_GIVEN PROBLEM_.
Reproduce the records below line for line, without the pictures.

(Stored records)
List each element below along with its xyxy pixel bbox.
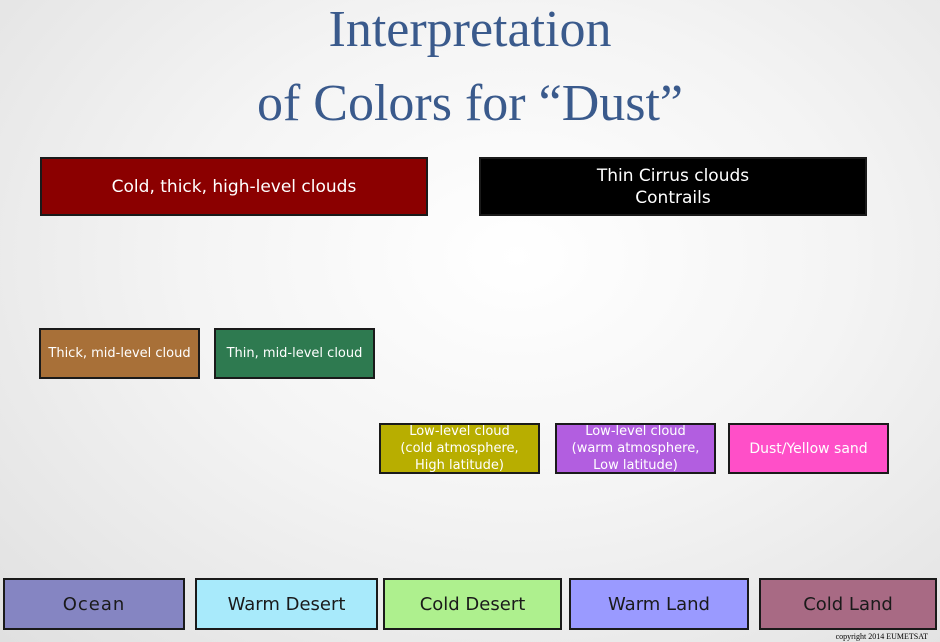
box-line: Thin, mid-level cloud xyxy=(226,346,363,361)
surface-label: Warm Desert xyxy=(227,593,346,615)
box-line: High latitude) xyxy=(415,458,504,473)
box-line: (warm atmosphere, xyxy=(571,441,700,456)
box-line: Contrails xyxy=(635,187,711,208)
box-line: Low latitude) xyxy=(593,458,678,473)
title-line-2: of Colors for “Dust” xyxy=(256,75,684,132)
box-low-level-cloud-warm: Low-level cloud (warm atmosphere, Low la… xyxy=(555,423,716,474)
box-low-level-cloud-cold: Low-level cloud (cold atmosphere, High l… xyxy=(379,423,540,474)
surface-label: Cold Land xyxy=(803,593,893,615)
surface-warm-land: Warm Land xyxy=(569,578,749,630)
box-line: Thick, mid-level cloud xyxy=(48,346,191,361)
surface-ocean: Ocean xyxy=(3,578,185,630)
box-dust-yellow-sand: Dust/Yellow sand xyxy=(728,423,889,474)
box-line: Low-level cloud xyxy=(585,424,686,439)
surface-cold-desert: Cold Desert xyxy=(383,578,562,630)
box-line: Dust/Yellow sand xyxy=(749,440,868,457)
box-cold-thick-high-clouds: Cold, thick, high-level clouds xyxy=(40,157,428,216)
box-line: Low-level cloud xyxy=(409,424,510,439)
title-line-1: Interpretation xyxy=(328,1,612,58)
box-line: (cold atmosphere, xyxy=(400,441,519,456)
box-thin-mid-level-cloud: Thin, mid-level cloud xyxy=(214,328,375,379)
box-line: Cold, thick, high-level clouds xyxy=(111,176,357,197)
surface-cold-land: Cold Land xyxy=(759,578,937,630)
box-thick-mid-level-cloud: Thick, mid-level cloud xyxy=(39,328,200,379)
surface-label: Warm Land xyxy=(608,593,710,615)
box-line: Thin Cirrus clouds xyxy=(596,165,750,186)
surface-label: Ocean xyxy=(62,593,126,615)
surface-warm-desert: Warm Desert xyxy=(195,578,378,630)
surface-label: Cold Desert xyxy=(419,593,526,615)
box-thin-cirrus-contrails: Thin Cirrus clouds Contrails xyxy=(479,157,867,216)
copyright-notice: copyright 2014 EUMETSAT xyxy=(835,632,928,641)
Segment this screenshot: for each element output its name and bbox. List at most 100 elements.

_TASK SOLUTION_.
List each element below along with its xyxy pixel bbox.
box-line: Thin, mid-level cloud xyxy=(226,346,363,361)
surface-label: Warm Desert xyxy=(227,593,346,615)
box-line: High latitude) xyxy=(415,458,504,473)
box-line: (warm atmosphere, xyxy=(571,441,700,456)
box-line: Contrails xyxy=(635,187,711,208)
box-line: Low latitude) xyxy=(593,458,678,473)
title-line-2: of Colors for “Dust” xyxy=(256,75,684,132)
box-low-level-cloud-warm: Low-level cloud (warm atmosphere, Low la… xyxy=(555,423,716,474)
box-low-level-cloud-cold: Low-level cloud (cold atmosphere, High l… xyxy=(379,423,540,474)
surface-label: Cold Land xyxy=(803,593,893,615)
surface-warm-land: Warm Land xyxy=(569,578,749,630)
box-line: Thick, mid-level cloud xyxy=(48,346,191,361)
surface-ocean: Ocean xyxy=(3,578,185,630)
box-dust-yellow-sand: Dust/Yellow sand xyxy=(728,423,889,474)
box-line: Low-level cloud xyxy=(585,424,686,439)
surface-cold-desert: Cold Desert xyxy=(383,578,562,630)
box-line: Dust/Yellow sand xyxy=(749,440,868,457)
box-cold-thick-high-clouds: Cold, thick, high-level clouds xyxy=(40,157,428,216)
box-line: Low-level cloud xyxy=(409,424,510,439)
title-line-1: Interpretation xyxy=(328,1,612,58)
box-line: (cold atmosphere, xyxy=(400,441,519,456)
box-thin-mid-level-cloud: Thin, mid-level cloud xyxy=(214,328,375,379)
box-line: Cold, thick, high-level clouds xyxy=(111,176,357,197)
surface-cold-land: Cold Land xyxy=(759,578,937,630)
box-thick-mid-level-cloud: Thick, mid-level cloud xyxy=(39,328,200,379)
surface-label: Warm Land xyxy=(608,593,710,615)
box-line: Thin Cirrus clouds xyxy=(596,165,750,186)
surface-label: Ocean xyxy=(62,593,126,615)
surface-warm-desert: Warm Desert xyxy=(195,578,378,630)
surface-label: Cold Desert xyxy=(419,593,526,615)
box-thin-cirrus-contrails: Thin Cirrus clouds Contrails xyxy=(479,157,867,216)
copyright-notice: copyright 2014 EUMETSAT xyxy=(835,632,928,641)
Segment this screenshot: for each element output its name and bbox. List at most 100 elements.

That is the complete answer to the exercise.